* **Aim of the exercise**: Reproduce the listing below without any change.
——
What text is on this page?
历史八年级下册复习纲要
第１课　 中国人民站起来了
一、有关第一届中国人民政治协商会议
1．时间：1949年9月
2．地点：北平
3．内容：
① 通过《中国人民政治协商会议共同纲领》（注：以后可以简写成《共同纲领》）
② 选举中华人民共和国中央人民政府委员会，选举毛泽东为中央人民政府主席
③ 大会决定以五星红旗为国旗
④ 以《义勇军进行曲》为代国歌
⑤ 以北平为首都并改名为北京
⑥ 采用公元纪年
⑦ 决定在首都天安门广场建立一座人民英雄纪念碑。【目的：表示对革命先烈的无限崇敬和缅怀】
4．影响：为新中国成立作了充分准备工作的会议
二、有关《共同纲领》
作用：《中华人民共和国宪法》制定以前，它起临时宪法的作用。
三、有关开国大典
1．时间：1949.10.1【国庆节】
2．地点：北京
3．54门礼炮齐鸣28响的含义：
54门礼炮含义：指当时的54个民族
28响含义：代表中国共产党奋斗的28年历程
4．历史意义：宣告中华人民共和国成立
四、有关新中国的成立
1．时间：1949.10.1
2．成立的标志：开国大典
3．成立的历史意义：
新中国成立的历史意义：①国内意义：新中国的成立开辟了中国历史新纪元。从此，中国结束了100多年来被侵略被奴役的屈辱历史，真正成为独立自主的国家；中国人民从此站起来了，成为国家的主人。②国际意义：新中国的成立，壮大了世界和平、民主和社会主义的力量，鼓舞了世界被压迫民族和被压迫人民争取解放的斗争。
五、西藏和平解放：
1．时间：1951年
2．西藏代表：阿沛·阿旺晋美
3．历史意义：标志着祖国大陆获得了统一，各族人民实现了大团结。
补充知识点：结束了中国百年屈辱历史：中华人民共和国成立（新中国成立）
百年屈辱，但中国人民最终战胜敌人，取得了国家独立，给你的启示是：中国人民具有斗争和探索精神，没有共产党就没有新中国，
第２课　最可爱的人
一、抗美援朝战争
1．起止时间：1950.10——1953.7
——
* **Completed task**:
What text is on this page?
历史八年级下册复习纲要
第１课　 中国人民站起来了
一、有关第一届中国人民政治协商会议
1．时间：1949年9月
2．地点：北平
3．内容：
① 通过《中国人民政治协商会议共同纲领》（注：以后可以简写成《共同纲领》）
② 选举中华人民共和国中央人民政府委员会，选举毛泽东为中央人民政府主席
③ 大会决定以五星红旗为国旗
④ 以《义勇军进行曲》为代国歌
⑤ 以北平为首都并改名为北京
⑥ 采用公元纪年
⑦ 决定在首都天安门广场建立一座人民英雄纪念碑。【目的：表示对革命先烈的无限崇敬和缅怀】
4．影响：为新中国成立作了充分准备工作的会议
二、有关《共同纲领》
作用：《中华人民共和国宪法》制定以前，它起临时宪法的作用。
三、有关开国大典
1．时间：1949.10.1【国庆节】
2．地点：北京
3．54门礼炮齐鸣28响的含义：
54门礼炮含义：指当时的54个民族
28响含义：代表中国共产党奋斗的28年历程
4．历史意义：宣告中华人民共和国成立
四、有关新中国的成立
1．时间：1949.10.1
2．成立的标志：开国大典
3．成立的历史意义：
新中国成立的历史意义：①国内意义：新中国的成立开辟了中国历史新纪元。从此，中国结束了100多年来被侵略被奴役的屈辱历史，真正成为独立自主的国家；中国人民从此站起来了，成为国家的主人。②国际意义：新中国的成立，壮大了世界和平、民主和社会主义的力量，鼓舞了世界被压迫民族和被压迫人民争取解放的斗争。
五、西藏和平解放：
1．时间：1951年
2．西藏代表：阿沛·阿旺晋美
3．历史意义：标志着祖国大陆获得了统一，各族人民实现了大团结。
补充知识点：结束了中国百年屈辱历史：中华人民共和国成立（新中国成立）
百年屈辱，但中国人民最终战胜敌人，取得了国家独立，给你的启示是：中国人民具有斗争和探索精神，没有共产党就没有新中国，
第２课　最可爱的人
一、抗美援朝战争
1．起止时间：1950.10——1953.7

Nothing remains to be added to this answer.